[Begin]

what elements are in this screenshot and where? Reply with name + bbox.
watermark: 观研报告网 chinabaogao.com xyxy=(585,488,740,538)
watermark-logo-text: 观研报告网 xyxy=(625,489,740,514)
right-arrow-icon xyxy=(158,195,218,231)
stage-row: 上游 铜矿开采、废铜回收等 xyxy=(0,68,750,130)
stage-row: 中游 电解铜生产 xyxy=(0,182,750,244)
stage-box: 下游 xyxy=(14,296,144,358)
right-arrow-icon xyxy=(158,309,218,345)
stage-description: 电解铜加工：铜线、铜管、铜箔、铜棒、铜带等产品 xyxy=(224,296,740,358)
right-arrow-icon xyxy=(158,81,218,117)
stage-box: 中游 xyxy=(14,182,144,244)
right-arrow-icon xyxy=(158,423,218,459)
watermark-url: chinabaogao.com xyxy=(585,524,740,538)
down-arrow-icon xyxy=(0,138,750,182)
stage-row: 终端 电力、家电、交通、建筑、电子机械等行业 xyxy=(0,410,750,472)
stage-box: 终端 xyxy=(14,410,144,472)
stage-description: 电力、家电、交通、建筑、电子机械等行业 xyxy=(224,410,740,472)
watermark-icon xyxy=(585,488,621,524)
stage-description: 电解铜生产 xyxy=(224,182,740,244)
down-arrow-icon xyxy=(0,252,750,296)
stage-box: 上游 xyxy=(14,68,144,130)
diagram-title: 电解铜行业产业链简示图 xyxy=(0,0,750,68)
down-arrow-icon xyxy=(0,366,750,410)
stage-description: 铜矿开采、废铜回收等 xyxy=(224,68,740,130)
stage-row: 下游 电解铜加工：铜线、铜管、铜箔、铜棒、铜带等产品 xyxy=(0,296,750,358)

[End]

Rewrite every line of the listing above as a numbered list, leaving out any blank lines.

1. what elements are in this screenshot and where? Reply with name + bbox.
2. watermark: 观研报告网 chinabaogao.com xyxy=(585,488,740,538)
3. watermark-logo-text: 观研报告网 xyxy=(625,489,740,514)
4. right-arrow-icon xyxy=(158,195,218,231)
5. stage-row: 上游 铜矿开采、废铜回收等 xyxy=(0,68,750,130)
6. stage-row: 中游 电解铜生产 xyxy=(0,182,750,244)
7. stage-box: 下游 xyxy=(14,296,144,358)
8. right-arrow-icon xyxy=(158,309,218,345)
9. stage-description: 电解铜加工：铜线、铜管、铜箔、铜棒、铜带等产品 xyxy=(224,296,740,358)
10. right-arrow-icon xyxy=(158,81,218,117)
11. stage-box: 中游 xyxy=(14,182,144,244)
12. right-arrow-icon xyxy=(158,423,218,459)
13. watermark-url: chinabaogao.com xyxy=(585,524,740,538)
14. down-arrow-icon xyxy=(0,138,750,182)
15. stage-row: 终端 电力、家电、交通、建筑、电子机械等行业 xyxy=(0,410,750,472)
16. stage-box: 终端 xyxy=(14,410,144,472)
17. stage-description: 电力、家电、交通、建筑、电子机械等行业 xyxy=(224,410,740,472)
18. watermark-icon xyxy=(585,488,621,524)
19. stage-description: 电解铜生产 xyxy=(224,182,740,244)
20. down-arrow-icon xyxy=(0,252,750,296)
21. stage-box: 上游 xyxy=(14,68,144,130)
22. diagram-title: 电解铜行业产业链简示图 xyxy=(0,0,750,68)
23. down-arrow-icon xyxy=(0,366,750,410)
24. stage-description: 铜矿开采、废铜回收等 xyxy=(224,68,740,130)
25. stage-row: 下游 电解铜加工：铜线、铜管、铜箔、铜棒、铜带等产品 xyxy=(0,296,750,358)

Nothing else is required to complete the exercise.